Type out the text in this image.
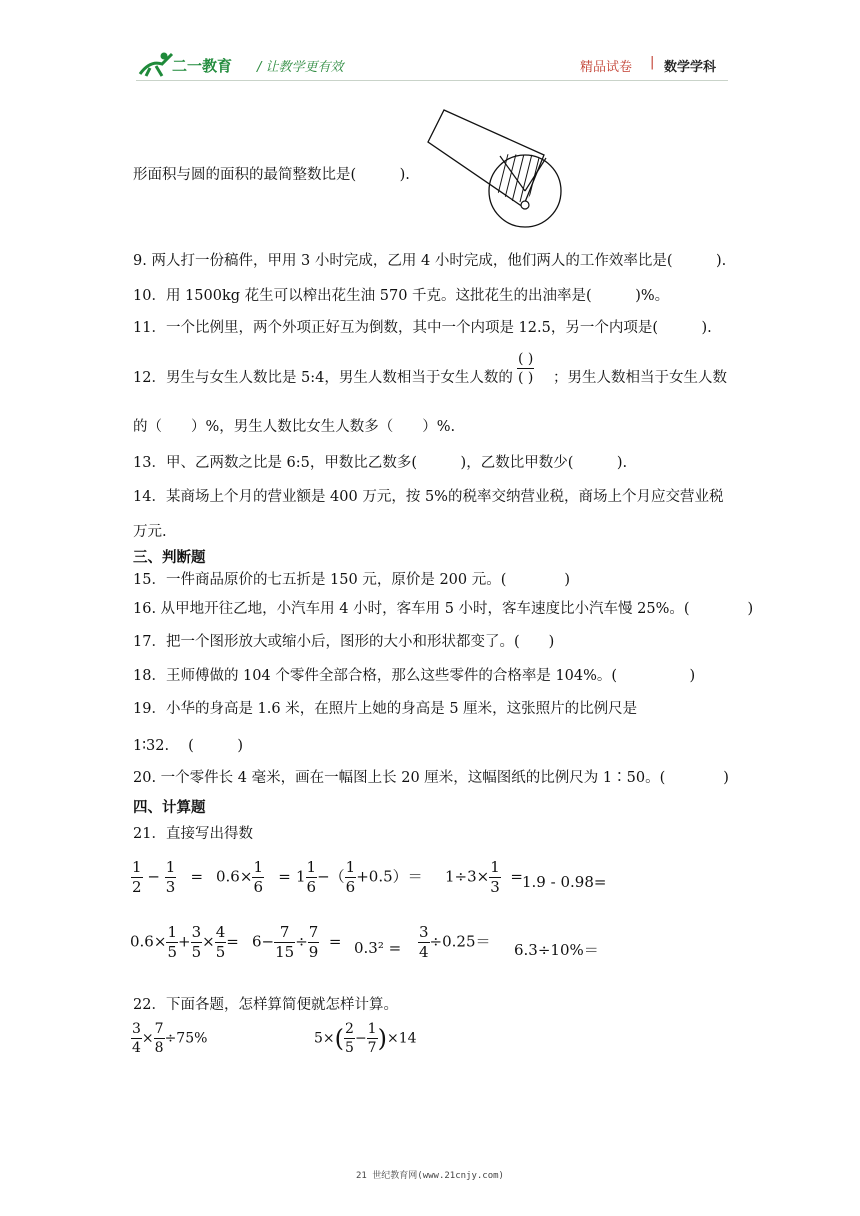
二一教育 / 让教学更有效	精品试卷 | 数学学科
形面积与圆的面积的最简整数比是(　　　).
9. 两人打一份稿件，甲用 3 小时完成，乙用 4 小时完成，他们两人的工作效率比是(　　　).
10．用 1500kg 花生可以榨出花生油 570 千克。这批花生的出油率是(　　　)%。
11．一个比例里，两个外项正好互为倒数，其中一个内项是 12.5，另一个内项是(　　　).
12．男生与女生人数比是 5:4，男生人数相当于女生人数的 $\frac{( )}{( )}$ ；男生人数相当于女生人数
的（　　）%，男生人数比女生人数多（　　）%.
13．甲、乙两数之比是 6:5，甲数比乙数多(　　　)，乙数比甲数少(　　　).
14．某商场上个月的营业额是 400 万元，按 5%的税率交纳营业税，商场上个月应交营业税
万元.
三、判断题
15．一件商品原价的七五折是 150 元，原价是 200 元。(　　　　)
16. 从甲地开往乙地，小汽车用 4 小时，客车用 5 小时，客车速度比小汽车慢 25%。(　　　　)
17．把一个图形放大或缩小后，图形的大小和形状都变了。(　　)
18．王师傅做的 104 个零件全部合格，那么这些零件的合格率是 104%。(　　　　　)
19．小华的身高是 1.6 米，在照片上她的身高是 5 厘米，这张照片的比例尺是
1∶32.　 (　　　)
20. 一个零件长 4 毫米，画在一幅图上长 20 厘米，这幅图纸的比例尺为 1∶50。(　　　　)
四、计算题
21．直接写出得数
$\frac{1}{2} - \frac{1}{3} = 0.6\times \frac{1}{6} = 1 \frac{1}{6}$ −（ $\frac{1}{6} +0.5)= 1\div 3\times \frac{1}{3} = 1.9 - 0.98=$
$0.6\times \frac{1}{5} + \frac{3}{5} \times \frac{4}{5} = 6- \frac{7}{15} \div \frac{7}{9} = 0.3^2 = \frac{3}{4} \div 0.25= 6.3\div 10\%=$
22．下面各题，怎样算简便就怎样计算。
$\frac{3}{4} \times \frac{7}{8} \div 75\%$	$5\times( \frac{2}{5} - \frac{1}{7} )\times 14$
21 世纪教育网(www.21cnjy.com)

# # # # #

[Task details]
Transcribe all the records above word for word, without their images.

[Expected answer]
Type out the text in this image.
二一教育 / 让教学更有效	精品试卷 | 数学学科
形面积与圆的面积的最简整数比是(　　　).
9. 两人打一份稿件，甲用 3 小时完成，乙用 4 小时完成，他们两人的工作效率比是(　　　).
10．用 1500kg 花生可以榨出花生油 570 千克。这批花生的出油率是(　　　)%。
11．一个比例里，两个外项正好互为倒数，其中一个内项是 12.5，另一个内项是(　　　).
12．男生与女生人数比是 5:4，男生人数相当于女生人数的 $\frac{( )}{( )}$ ；男生人数相当于女生人数
的（　　）%，男生人数比女生人数多（　　）%.
13．甲、乙两数之比是 6:5，甲数比乙数多(　　　)，乙数比甲数少(　　　).
14．某商场上个月的营业额是 400 万元，按 5%的税率交纳营业税，商场上个月应交营业税
万元.
三、判断题
15．一件商品原价的七五折是 150 元，原价是 200 元。(　　　　)
16. 从甲地开往乙地，小汽车用 4 小时，客车用 5 小时，客车速度比小汽车慢 25%。(　　　　)
17．把一个图形放大或缩小后，图形的大小和形状都变了。(　　)
18．王师傅做的 104 个零件全部合格，那么这些零件的合格率是 104%。(　　　　　)
19．小华的身高是 1.6 米，在照片上她的身高是 5 厘米，这张照片的比例尺是
1∶32.　 (　　　)
20. 一个零件长 4 毫米，画在一幅图上长 20 厘米，这幅图纸的比例尺为 1∶50。(　　　　)
四、计算题
21．直接写出得数
$\frac{1}{2} - \frac{1}{3} = 0.6\times \frac{1}{6} = 1 \frac{1}{6}$ −（ $\frac{1}{6} +0.5)= 1\div 3\times \frac{1}{3} = 1.9 - 0.98=$
$0.6\times \frac{1}{5} + \frac{3}{5} \times \frac{4}{5} = 6- \frac{7}{15} \div \frac{7}{9} = 0.3^2 = \frac{3}{4} \div 0.25= 6.3\div 10\%=$
22．下面各题，怎样算简便就怎样计算。
$\frac{3}{4} \times \frac{7}{8} \div 75\%$	$5\times( \frac{2}{5} - \frac{1}{7} )\times 14$
21 世纪教育网(www.21cnjy.com)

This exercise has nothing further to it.